* _WORK INSTRUCTIONS_
Every line of the records below should be restated exactly.
··· SUPPLIED RECORDS
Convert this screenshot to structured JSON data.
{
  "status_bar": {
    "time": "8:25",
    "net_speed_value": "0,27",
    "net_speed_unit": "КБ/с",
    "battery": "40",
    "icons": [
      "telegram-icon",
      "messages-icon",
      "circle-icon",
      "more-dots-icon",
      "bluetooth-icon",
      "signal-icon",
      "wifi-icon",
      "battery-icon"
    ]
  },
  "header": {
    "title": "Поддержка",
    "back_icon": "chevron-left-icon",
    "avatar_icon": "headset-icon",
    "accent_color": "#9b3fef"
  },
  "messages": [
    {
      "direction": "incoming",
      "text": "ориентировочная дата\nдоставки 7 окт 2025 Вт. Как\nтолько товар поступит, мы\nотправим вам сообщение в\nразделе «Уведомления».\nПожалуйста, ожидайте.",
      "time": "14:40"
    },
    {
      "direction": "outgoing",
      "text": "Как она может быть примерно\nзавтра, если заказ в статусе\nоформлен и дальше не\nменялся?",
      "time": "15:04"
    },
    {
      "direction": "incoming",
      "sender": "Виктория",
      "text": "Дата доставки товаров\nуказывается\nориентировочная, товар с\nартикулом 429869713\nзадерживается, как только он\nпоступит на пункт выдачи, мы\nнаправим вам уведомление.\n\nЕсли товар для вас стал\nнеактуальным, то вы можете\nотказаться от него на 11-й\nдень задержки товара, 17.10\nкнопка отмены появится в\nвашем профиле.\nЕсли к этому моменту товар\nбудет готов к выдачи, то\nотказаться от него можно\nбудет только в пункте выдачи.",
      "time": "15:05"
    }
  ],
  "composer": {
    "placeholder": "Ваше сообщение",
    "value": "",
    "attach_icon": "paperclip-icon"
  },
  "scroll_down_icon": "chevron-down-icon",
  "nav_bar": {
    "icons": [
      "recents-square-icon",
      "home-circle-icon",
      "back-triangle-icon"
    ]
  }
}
······
* _WRITTEN REPLY_
Convert this screenshot to structured JSON data.
{
  "status_bar": {
    "time": "8:25",
    "net_speed_value": "0,27",
    "net_speed_unit": "КБ/с",
    "battery": "40",
    "icons": [
      "telegram-icon",
      "messages-icon",
      "circle-icon",
      "more-dots-icon",
      "bluetooth-icon",
      "signal-icon",
      "wifi-icon",
      "battery-icon"
    ]
  },
  "header": {
    "title": "Поддержка",
    "back_icon": "chevron-left-icon",
    "avatar_icon": "headset-icon",
    "accent_color": "#9b3fef"
  },
  "messages": [
    {
      "direction": "incoming",
      "text": "ориентировочная дата\nдоставки 7 окт 2025 Вт. Как\nтолько товар поступит, мы\nотправим вам сообщение в\nразделе «Уведомления».\nПожалуйста, ожидайте.",
      "time": "14:40"
    },
    {
      "direction": "outgoing",
      "text": "Как она может быть примерно\nзавтра, если заказ в статусе\nоформлен и дальше не\nменялся?",
      "time": "15:04"
    },
    {
      "direction": "incoming",
      "sender": "Виктория",
      "text": "Дата доставки товаров\nуказывается\nориентировочная, товар с\nартикулом 429869713\nзадерживается, как только он\nпоступит на пункт выдачи, мы\nнаправим вам уведомление.\n\nЕсли товар для вас стал\nнеактуальным, то вы можете\nотказаться от него на 11-й\nдень задержки товара, 17.10\nкнопка отмены появится в\nвашем профиле.\nЕсли к этому моменту товар\nбудет готов к выдачи, то\nотказаться от него можно\nбудет только в пункте выдачи.",
      "time": "15:05"
    }
  ],
  "composer": {
    "placeholder": "Ваше сообщение",
    "value": "",
    "attach_icon": "paperclip-icon"
  },
  "scroll_down_icon": "chevron-down-icon",
  "nav_bar": {
    "icons": [
      "recents-square-icon",
      "home-circle-icon",
      "back-triangle-icon"
    ]
  }
}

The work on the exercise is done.